** START Record extracts **
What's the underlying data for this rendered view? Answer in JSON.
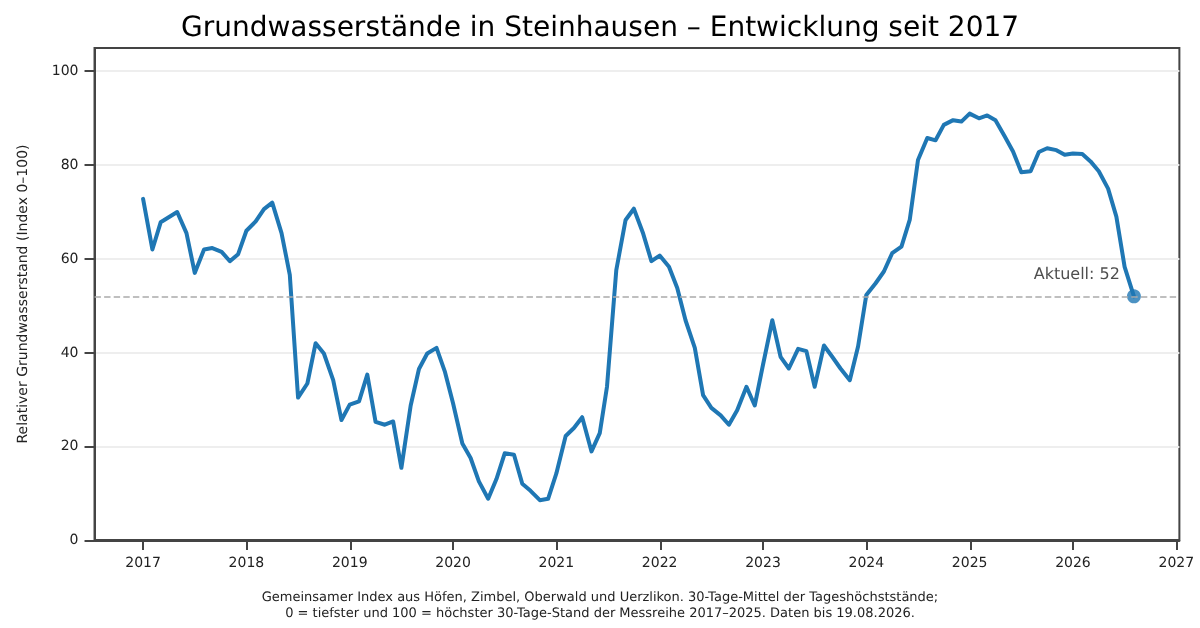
{
  "chart_data": {
    "type": "line",
    "title": "Grundwasserstände in Steinhausen – Entwicklung seit 2017",
    "ylabel": "Relativer Grundwasserstand (Index 0–100)",
    "annotations": [
      {
        "text": "Aktuell: 52",
        "x": 2026.59,
        "y": 52
      },
      "Gemeinsamer Index aus Höfen, Zimbel, Oberwald und Uerzlikon. 30-Tage-Mittel der Tageshöchststände;",
      "0 = tiefster und 100 = höchster 30-Tage-Stand der Messreihe 2017–2025. Daten bis 19.08.2026."
    ],
    "series": [
      {
        "color": "#1f77b4",
        "x": [
          2017.0,
          2017.09,
          2017.17,
          2017.33,
          2017.42,
          2017.5,
          2017.59,
          2017.67,
          2017.76,
          2017.84,
          2017.92,
          2018.0,
          2018.09,
          2018.17,
          2018.25,
          2018.34,
          2018.42,
          2018.5,
          2018.59,
          2018.67,
          2018.75,
          2018.84,
          2018.92,
          2019.0,
          2019.09,
          2019.17,
          2019.25,
          2019.34,
          2019.42,
          2019.5,
          2019.59,
          2019.67,
          2019.75,
          2019.84,
          2019.92,
          2020.0,
          2020.09,
          2020.17,
          2020.25,
          2020.34,
          2020.42,
          2020.5,
          2020.59,
          2020.67,
          2020.75,
          2020.84,
          2020.92,
          2021.0,
          2021.09,
          2021.17,
          2021.25,
          2021.34,
          2021.42,
          2021.49,
          2021.58,
          2021.67,
          2021.75,
          2021.84,
          2021.92,
          2022.0,
          2022.09,
          2022.17,
          2022.25,
          2022.34,
          2022.42,
          2022.5,
          2022.59,
          2022.67,
          2022.75,
          2022.84,
          2022.92,
          2023.0,
          2023.09,
          2023.17,
          2023.25,
          2023.34,
          2023.42,
          2023.5,
          2023.59,
          2023.67,
          2023.75,
          2023.84,
          2023.92,
          2024.0,
          2024.09,
          2024.17,
          2024.25,
          2024.34,
          2024.42,
          2024.5,
          2024.59,
          2024.67,
          2024.75,
          2024.84,
          2024.92,
          2025.0,
          2025.09,
          2025.17,
          2025.25,
          2025.34,
          2025.42,
          2025.5,
          2025.59,
          2025.67,
          2025.75,
          2025.84,
          2025.92,
          2026.0,
          2026.09,
          2026.17,
          2026.25,
          2026.34,
          2026.42,
          2026.5,
          2026.59
        ],
        "values": [
          72.8,
          62,
          67.8,
          70,
          65.5,
          57,
          62,
          62.3,
          61.5,
          59.5,
          61,
          66,
          68,
          70.6,
          72,
          65.5,
          56.6,
          30.4,
          33.4,
          42,
          39.8,
          34.1,
          25.6,
          28.9,
          29.6,
          35.3,
          25.2,
          24.6,
          25.3,
          15.4,
          28.7,
          36.5,
          39.8,
          41,
          36,
          29.2,
          20.6,
          17.5,
          12.5,
          8.8,
          13,
          18.5,
          18.2,
          12,
          10.5,
          8.5,
          8.8,
          14.2,
          22.2,
          23.9,
          26.2,
          18.9,
          22.8,
          32.7,
          57.6,
          68.3,
          70.7,
          65.4,
          59.5,
          60.7,
          58.3,
          53.8,
          46.9,
          41,
          30.9,
          28.2,
          26.6,
          24.6,
          27.7,
          32.7,
          28.7,
          37.4,
          46.9,
          39.1,
          36.6,
          40.8,
          40.3,
          32.7,
          41.5,
          39.1,
          36.6,
          34.1,
          41.3,
          52.3,
          54.8,
          57.3,
          61.2,
          62.6,
          68.3,
          81.1,
          85.8,
          85.3,
          88.6,
          89.6,
          89.3,
          91,
          90,
          90.6,
          89.6,
          86.1,
          82.9,
          78.5,
          78.7,
          82.8,
          83.6,
          83.2,
          82.2,
          82.5,
          82.4,
          80.8,
          78.7,
          75,
          69,
          58.3,
          52
        ]
      },
      {
        "type": "scatter",
        "color": "#1f77b4",
        "marker": "circle",
        "x": [
          2026.59
        ],
        "values": [
          52
        ]
      }
    ],
    "ref_lines": [
      {
        "axis": "y",
        "value": 52,
        "color": "#aaaaaa",
        "line_style": "dashed"
      }
    ],
    "xlim": [
      2016.53,
      2027.03
    ],
    "xticks": [
      2017,
      2018,
      2019,
      2020,
      2021,
      2022,
      2023,
      2024,
      2025,
      2026,
      2027
    ],
    "ylim": [
      0,
      105
    ],
    "yticks": [
      0,
      20,
      40,
      60,
      80,
      100
    ],
    "grid": "y",
    "marker": "none",
    "line_style": "solid"
  }
}
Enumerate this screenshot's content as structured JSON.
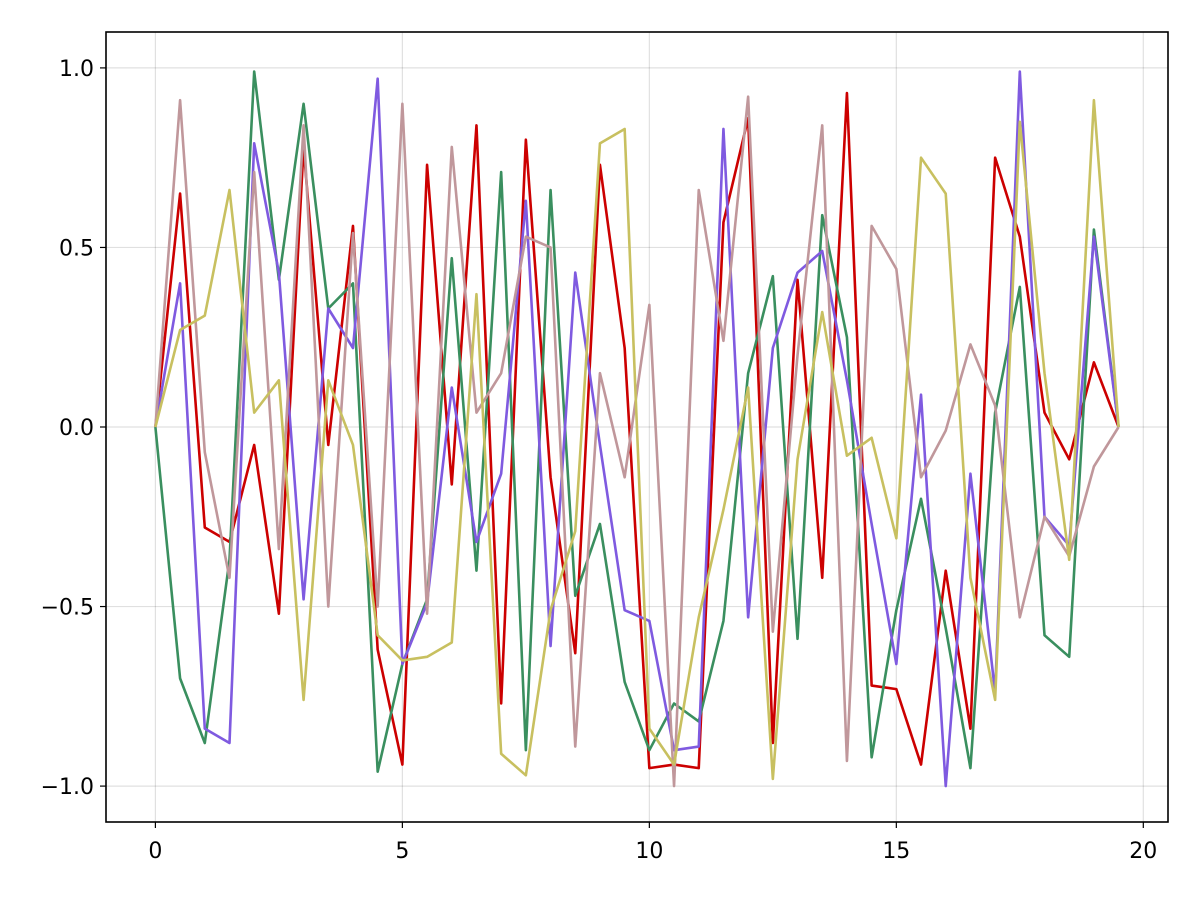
{
  "chart_data": {
    "type": "line",
    "title": "",
    "xlabel": "",
    "ylabel": "",
    "xlim": [
      -1,
      20.5
    ],
    "ylim": [
      -1.1,
      1.1
    ],
    "grid": true,
    "legend": "none",
    "x_ticks": [
      0,
      5,
      10,
      15,
      20
    ],
    "x_tick_labels": [
      "0",
      "5",
      "10",
      "15",
      "20"
    ],
    "y_ticks": [
      -1.0,
      -0.5,
      0.0,
      0.5,
      1.0
    ],
    "y_tick_labels": [
      "−1.0",
      "−0.5",
      "0.0",
      "0.5",
      "1.0"
    ],
    "x": [
      0,
      0.5,
      1,
      1.5,
      2,
      2.5,
      3,
      3.5,
      4,
      4.5,
      5,
      5.5,
      6,
      6.5,
      7,
      7.5,
      8,
      8.5,
      9,
      9.5,
      10,
      10.5,
      11,
      11.5,
      12,
      12.5,
      13,
      13.5,
      14,
      14.5,
      15,
      15.5,
      16,
      16.5,
      17,
      17.5,
      18,
      18.5,
      19,
      19.5
    ],
    "series": [
      {
        "color": "#cc0000",
        "values": [
          0.0,
          0.65,
          -0.28,
          -0.32,
          -0.05,
          -0.52,
          0.78,
          -0.05,
          0.56,
          -0.62,
          -0.94,
          0.73,
          -0.16,
          0.84,
          -0.77,
          0.8,
          -0.14,
          -0.63,
          0.73,
          0.22,
          -0.95,
          -0.94,
          -0.95,
          0.57,
          0.86,
          -0.88,
          0.41,
          -0.42,
          0.93,
          -0.72,
          -0.73,
          -0.94,
          -0.4,
          -0.84,
          0.75,
          0.53,
          0.04,
          -0.09,
          0.18,
          0.0
        ]
      },
      {
        "color": "#3a8f5f",
        "values": [
          0.0,
          -0.7,
          -0.88,
          -0.37,
          0.99,
          0.41,
          0.9,
          0.33,
          0.4,
          -0.96,
          -0.66,
          -0.48,
          0.47,
          -0.4,
          0.71,
          -0.9,
          0.66,
          -0.47,
          -0.27,
          -0.71,
          -0.9,
          -0.77,
          -0.82,
          -0.54,
          0.15,
          0.42,
          -0.59,
          0.59,
          0.25,
          -0.92,
          -0.51,
          -0.2,
          -0.56,
          -0.95,
          0.04,
          0.39,
          -0.58,
          -0.64,
          0.55,
          0.0
        ]
      },
      {
        "color": "#7f5ae0",
        "values": [
          0.0,
          0.4,
          -0.84,
          -0.88,
          0.79,
          0.43,
          -0.48,
          0.33,
          0.22,
          0.97,
          -0.66,
          -0.49,
          0.11,
          -0.32,
          -0.13,
          0.63,
          -0.61,
          0.43,
          -0.05,
          -0.51,
          -0.54,
          -0.9,
          -0.89,
          0.83,
          -0.53,
          0.22,
          0.43,
          0.49,
          0.13,
          -0.27,
          -0.66,
          0.09,
          -1.0,
          -0.13,
          -0.74,
          0.99,
          -0.25,
          -0.33,
          0.53,
          0.0
        ]
      },
      {
        "color": "#c0979b",
        "values": [
          0.0,
          0.91,
          -0.07,
          -0.42,
          0.71,
          -0.34,
          0.84,
          -0.5,
          0.54,
          -0.5,
          0.9,
          -0.52,
          0.78,
          0.04,
          0.15,
          0.53,
          0.5,
          -0.89,
          0.15,
          -0.14,
          0.34,
          -1.0,
          0.66,
          0.24,
          0.92,
          -0.57,
          0.2,
          0.84,
          -0.93,
          0.56,
          0.44,
          -0.14,
          -0.01,
          0.23,
          0.06,
          -0.53,
          -0.25,
          -0.36,
          -0.11,
          0.0
        ]
      },
      {
        "color": "#c8c060",
        "values": [
          0.0,
          0.27,
          0.31,
          0.66,
          0.04,
          0.13,
          -0.76,
          0.13,
          -0.05,
          -0.58,
          -0.65,
          -0.64,
          -0.6,
          0.37,
          -0.91,
          -0.97,
          -0.51,
          -0.29,
          0.79,
          0.83,
          -0.84,
          -0.94,
          -0.53,
          -0.23,
          0.11,
          -0.98,
          -0.09,
          0.32,
          -0.08,
          -0.03,
          -0.31,
          0.75,
          0.65,
          -0.42,
          -0.76,
          0.85,
          0.15,
          -0.37,
          0.91,
          0.0
        ]
      }
    ]
  }
}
** END Record extracts **
Pick out each line above that includes "Index" and show it.

    "ylabel": "Relativer Grundwasserstand (Index 0–100)",
      "Gemeinsamer Index aus Höfen, Zimbel, Oberwald und Uerzlikon. 30-Tage-Mittel der Tageshöchststände;",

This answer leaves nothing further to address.